§ Goal: Work out the number of lines containing "account". Give that number alone.

§ Dataset entries:
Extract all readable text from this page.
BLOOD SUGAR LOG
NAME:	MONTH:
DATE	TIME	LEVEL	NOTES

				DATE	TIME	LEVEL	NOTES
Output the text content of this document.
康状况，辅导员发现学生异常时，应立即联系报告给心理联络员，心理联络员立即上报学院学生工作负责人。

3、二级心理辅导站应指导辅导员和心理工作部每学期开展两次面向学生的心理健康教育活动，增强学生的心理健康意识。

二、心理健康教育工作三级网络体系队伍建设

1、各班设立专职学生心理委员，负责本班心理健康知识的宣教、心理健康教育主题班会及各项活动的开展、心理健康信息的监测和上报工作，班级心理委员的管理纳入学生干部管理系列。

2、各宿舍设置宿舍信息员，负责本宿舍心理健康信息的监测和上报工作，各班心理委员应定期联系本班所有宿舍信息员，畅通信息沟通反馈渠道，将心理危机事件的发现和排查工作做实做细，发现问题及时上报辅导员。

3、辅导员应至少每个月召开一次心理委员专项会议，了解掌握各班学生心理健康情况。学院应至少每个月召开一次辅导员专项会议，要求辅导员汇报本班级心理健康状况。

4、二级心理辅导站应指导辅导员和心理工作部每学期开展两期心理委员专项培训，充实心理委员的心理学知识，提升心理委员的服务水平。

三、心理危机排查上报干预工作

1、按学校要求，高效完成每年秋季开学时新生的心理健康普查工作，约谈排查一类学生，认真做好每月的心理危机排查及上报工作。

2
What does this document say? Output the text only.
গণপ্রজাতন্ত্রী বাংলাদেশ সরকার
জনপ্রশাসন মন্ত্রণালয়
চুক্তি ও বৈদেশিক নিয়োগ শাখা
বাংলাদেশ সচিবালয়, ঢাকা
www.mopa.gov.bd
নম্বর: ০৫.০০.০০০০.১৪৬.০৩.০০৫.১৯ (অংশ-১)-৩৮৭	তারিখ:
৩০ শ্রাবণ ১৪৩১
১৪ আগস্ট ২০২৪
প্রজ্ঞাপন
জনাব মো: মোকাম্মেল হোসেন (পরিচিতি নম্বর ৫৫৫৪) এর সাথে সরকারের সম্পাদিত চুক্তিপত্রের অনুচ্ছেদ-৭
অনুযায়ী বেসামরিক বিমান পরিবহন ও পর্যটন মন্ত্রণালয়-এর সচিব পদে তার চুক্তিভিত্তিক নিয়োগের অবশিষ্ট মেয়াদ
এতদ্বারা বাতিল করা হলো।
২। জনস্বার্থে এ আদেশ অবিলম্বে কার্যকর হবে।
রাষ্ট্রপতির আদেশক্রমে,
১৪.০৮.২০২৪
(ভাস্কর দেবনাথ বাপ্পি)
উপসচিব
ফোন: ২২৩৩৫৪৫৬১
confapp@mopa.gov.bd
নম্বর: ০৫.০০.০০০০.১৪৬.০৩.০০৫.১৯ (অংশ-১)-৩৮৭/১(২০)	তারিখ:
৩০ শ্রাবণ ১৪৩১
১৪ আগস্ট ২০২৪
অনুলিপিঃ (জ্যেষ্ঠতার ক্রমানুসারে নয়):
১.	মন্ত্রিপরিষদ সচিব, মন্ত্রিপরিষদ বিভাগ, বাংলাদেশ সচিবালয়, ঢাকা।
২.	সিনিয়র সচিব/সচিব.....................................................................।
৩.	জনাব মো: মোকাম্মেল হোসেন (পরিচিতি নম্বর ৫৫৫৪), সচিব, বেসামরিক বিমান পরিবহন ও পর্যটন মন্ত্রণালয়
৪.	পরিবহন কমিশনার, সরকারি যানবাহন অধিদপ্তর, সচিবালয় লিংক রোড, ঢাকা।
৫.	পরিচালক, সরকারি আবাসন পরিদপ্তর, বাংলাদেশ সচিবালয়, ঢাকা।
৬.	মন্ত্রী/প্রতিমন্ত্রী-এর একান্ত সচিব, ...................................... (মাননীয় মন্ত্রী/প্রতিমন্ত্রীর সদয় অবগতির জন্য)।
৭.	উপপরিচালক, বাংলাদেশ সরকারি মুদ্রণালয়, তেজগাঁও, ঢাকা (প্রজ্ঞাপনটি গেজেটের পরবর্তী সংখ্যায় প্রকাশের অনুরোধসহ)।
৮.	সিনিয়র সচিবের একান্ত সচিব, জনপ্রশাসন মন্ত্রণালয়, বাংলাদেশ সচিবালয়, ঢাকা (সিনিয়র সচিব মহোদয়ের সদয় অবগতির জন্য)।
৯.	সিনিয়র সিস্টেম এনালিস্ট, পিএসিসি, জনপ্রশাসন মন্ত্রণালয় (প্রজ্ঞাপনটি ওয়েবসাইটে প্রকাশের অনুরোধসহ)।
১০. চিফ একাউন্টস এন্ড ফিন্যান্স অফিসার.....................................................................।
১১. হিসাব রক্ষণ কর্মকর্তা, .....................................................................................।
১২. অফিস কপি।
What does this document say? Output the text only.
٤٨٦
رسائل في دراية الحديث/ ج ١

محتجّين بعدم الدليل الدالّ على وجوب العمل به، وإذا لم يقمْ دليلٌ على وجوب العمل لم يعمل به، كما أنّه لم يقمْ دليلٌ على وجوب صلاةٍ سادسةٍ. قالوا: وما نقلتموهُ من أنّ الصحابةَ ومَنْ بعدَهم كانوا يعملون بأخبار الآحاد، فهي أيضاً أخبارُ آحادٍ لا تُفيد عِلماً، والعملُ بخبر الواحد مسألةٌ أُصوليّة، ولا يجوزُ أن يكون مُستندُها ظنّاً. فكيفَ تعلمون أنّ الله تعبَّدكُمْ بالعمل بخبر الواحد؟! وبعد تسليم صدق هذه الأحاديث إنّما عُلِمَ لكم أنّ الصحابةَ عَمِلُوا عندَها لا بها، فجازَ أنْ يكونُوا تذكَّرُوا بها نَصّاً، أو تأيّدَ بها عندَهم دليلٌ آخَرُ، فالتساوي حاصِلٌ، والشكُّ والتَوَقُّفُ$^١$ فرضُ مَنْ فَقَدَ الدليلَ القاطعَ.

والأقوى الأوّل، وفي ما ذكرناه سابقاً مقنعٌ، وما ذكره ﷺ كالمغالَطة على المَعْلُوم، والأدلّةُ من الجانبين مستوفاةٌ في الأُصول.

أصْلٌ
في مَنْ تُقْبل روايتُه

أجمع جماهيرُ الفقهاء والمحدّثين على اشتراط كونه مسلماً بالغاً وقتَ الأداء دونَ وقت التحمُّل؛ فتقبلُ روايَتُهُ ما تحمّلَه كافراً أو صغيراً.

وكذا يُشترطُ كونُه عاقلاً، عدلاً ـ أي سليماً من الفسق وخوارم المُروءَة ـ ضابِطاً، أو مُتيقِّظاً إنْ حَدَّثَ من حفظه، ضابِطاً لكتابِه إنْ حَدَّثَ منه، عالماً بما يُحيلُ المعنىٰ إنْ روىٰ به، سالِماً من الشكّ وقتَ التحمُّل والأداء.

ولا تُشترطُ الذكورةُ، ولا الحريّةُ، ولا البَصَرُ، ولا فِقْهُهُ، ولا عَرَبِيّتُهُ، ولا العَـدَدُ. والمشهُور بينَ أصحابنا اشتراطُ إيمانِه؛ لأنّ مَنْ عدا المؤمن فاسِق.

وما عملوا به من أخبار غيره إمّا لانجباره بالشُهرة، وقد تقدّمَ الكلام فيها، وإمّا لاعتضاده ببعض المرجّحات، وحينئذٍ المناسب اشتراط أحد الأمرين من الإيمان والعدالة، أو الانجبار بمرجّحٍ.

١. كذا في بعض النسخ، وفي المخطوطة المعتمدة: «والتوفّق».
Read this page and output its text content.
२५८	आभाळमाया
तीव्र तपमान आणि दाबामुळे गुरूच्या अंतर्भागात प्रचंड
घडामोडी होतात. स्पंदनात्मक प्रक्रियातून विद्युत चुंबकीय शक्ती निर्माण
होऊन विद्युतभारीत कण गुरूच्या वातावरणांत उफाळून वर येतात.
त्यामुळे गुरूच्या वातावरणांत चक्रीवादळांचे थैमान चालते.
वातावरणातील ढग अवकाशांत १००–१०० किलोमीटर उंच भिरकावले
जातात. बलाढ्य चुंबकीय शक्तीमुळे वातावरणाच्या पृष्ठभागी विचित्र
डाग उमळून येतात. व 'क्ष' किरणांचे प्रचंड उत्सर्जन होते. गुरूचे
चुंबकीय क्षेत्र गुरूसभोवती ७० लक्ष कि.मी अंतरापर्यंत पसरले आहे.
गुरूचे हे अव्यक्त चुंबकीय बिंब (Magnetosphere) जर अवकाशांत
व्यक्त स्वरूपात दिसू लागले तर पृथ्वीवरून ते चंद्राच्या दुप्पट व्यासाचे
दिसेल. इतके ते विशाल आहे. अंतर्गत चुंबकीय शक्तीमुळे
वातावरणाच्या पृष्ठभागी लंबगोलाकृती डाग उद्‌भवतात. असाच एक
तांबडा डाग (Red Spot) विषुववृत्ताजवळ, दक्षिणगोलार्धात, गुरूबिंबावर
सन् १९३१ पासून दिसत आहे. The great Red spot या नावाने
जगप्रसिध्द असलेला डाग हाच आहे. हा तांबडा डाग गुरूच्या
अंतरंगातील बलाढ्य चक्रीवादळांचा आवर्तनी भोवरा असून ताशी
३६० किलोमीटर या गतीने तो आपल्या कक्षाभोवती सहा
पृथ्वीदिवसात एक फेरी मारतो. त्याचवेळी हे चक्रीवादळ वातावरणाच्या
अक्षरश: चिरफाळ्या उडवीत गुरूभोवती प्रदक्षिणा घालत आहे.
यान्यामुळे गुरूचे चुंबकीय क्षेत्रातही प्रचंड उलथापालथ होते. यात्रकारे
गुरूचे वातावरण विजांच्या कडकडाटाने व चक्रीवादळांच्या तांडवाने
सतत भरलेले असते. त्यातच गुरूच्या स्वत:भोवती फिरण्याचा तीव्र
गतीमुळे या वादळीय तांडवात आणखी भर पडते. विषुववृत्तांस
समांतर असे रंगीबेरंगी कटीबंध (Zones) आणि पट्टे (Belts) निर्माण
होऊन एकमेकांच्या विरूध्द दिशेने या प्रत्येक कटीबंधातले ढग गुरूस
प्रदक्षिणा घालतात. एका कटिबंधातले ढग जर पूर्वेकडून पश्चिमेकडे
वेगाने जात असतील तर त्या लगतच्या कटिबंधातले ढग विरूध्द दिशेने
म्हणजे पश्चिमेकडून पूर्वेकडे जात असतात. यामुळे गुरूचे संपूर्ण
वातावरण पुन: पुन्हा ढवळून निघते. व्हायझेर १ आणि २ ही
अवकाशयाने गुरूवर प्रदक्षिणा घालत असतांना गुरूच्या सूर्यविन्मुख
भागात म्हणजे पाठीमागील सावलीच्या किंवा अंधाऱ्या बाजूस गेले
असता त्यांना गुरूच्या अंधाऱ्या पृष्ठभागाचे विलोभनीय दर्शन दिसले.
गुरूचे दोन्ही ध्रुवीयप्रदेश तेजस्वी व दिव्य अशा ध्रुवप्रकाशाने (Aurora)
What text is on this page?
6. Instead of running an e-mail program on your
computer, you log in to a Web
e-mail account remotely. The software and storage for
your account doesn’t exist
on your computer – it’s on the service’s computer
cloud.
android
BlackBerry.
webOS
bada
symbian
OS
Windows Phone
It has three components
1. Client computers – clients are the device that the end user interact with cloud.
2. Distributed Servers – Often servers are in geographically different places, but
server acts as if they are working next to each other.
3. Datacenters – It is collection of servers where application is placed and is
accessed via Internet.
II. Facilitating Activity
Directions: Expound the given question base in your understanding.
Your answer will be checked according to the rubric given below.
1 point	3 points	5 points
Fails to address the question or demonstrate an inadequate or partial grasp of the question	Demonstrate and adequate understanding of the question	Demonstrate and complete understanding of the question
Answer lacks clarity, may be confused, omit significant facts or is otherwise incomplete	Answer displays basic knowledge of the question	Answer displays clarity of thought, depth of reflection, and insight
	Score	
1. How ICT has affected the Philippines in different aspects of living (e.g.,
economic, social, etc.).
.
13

§ Exercise solution: 2